- **EXERCISE MATERIALS**:
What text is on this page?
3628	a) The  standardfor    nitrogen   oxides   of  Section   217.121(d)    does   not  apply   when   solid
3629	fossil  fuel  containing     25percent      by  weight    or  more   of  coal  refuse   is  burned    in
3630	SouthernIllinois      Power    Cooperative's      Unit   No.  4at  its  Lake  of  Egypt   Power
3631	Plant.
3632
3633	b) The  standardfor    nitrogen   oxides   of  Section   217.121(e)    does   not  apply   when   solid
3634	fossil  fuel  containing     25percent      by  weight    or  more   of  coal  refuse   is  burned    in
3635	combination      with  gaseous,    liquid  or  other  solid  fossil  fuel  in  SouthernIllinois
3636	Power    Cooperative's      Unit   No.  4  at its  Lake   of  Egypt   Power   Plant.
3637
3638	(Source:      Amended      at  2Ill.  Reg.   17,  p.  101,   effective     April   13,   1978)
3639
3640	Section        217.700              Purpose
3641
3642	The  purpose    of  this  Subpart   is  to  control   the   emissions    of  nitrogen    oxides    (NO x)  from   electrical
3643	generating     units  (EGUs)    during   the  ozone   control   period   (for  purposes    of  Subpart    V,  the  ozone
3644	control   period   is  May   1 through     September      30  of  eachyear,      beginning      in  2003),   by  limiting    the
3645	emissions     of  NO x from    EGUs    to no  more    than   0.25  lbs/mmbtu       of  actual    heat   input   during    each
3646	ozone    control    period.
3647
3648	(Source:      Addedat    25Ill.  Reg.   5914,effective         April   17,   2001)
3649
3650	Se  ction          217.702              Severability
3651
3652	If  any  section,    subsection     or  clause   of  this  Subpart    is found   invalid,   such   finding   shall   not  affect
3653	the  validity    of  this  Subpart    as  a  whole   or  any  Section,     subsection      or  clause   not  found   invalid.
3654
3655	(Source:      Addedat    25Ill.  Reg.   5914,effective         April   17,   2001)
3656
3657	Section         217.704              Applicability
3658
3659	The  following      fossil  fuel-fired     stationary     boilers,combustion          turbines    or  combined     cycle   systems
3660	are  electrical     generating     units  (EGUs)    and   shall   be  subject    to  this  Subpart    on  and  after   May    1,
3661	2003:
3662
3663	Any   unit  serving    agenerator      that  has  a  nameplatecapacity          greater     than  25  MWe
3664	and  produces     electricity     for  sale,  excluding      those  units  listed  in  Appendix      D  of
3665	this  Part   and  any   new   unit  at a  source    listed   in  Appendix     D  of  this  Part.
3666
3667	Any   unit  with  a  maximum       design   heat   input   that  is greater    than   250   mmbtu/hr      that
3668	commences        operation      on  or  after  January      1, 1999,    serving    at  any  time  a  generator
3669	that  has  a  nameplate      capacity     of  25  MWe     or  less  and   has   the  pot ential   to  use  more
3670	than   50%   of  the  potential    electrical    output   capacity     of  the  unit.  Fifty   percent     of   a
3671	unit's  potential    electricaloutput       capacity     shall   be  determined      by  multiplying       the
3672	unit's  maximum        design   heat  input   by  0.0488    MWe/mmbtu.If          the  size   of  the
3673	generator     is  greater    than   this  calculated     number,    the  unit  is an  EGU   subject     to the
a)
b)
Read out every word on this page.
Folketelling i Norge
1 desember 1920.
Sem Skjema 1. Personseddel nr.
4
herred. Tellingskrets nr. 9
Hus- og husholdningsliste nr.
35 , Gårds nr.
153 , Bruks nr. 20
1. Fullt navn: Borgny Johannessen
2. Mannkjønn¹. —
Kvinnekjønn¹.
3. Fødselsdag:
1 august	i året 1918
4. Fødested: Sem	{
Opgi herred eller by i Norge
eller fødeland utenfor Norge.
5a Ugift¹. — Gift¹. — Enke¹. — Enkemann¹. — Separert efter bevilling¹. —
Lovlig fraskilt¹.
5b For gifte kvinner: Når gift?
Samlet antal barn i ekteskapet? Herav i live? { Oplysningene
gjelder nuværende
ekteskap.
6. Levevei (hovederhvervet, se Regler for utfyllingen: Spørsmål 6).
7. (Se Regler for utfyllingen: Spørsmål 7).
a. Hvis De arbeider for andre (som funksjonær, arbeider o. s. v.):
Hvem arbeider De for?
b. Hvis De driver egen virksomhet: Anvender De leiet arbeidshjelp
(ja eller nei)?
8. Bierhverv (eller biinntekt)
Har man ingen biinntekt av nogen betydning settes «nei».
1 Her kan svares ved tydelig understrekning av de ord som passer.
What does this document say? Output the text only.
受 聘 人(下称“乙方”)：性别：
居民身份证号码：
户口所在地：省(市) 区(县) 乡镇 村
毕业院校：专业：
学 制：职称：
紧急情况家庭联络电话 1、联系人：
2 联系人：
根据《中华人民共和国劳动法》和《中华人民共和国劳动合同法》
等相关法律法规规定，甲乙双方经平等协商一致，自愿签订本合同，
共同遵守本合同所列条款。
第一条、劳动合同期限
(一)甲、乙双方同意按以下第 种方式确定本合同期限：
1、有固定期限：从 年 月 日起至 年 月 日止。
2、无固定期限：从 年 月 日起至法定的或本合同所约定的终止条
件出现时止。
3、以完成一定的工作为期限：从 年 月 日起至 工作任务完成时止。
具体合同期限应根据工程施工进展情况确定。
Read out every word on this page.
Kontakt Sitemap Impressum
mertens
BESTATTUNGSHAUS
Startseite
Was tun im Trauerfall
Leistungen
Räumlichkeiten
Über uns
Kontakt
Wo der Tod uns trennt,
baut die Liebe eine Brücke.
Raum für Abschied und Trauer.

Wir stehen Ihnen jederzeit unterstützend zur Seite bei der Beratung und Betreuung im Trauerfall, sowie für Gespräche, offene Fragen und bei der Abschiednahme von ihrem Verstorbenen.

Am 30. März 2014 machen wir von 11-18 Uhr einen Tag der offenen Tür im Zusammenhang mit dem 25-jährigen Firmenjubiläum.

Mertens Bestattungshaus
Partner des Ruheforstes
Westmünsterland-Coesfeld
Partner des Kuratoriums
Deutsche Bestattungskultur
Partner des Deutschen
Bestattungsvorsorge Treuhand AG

- **WRITTEN INSTRUCTION**:
Using the listing above, show every line that includes the string "more".

- **IN RESPONSE**:
3629	fossil  fuel  containing     25percent      by  weight    or  more   of  coal  refuse   is  burned    in
3634	fossil  fuel  containing     25percent      by  weight    or  more   of  coal  refuse   is  burned    in
3645	emissions     of  NO x from    EGUs    to no  more    than   0.25  lbs/mmbtu       of  actual    heat   input   during    each
3669	that  has  a  nameplate      capacity     of  25  MWe     or  less  and   has   the  pot ential   to  use  more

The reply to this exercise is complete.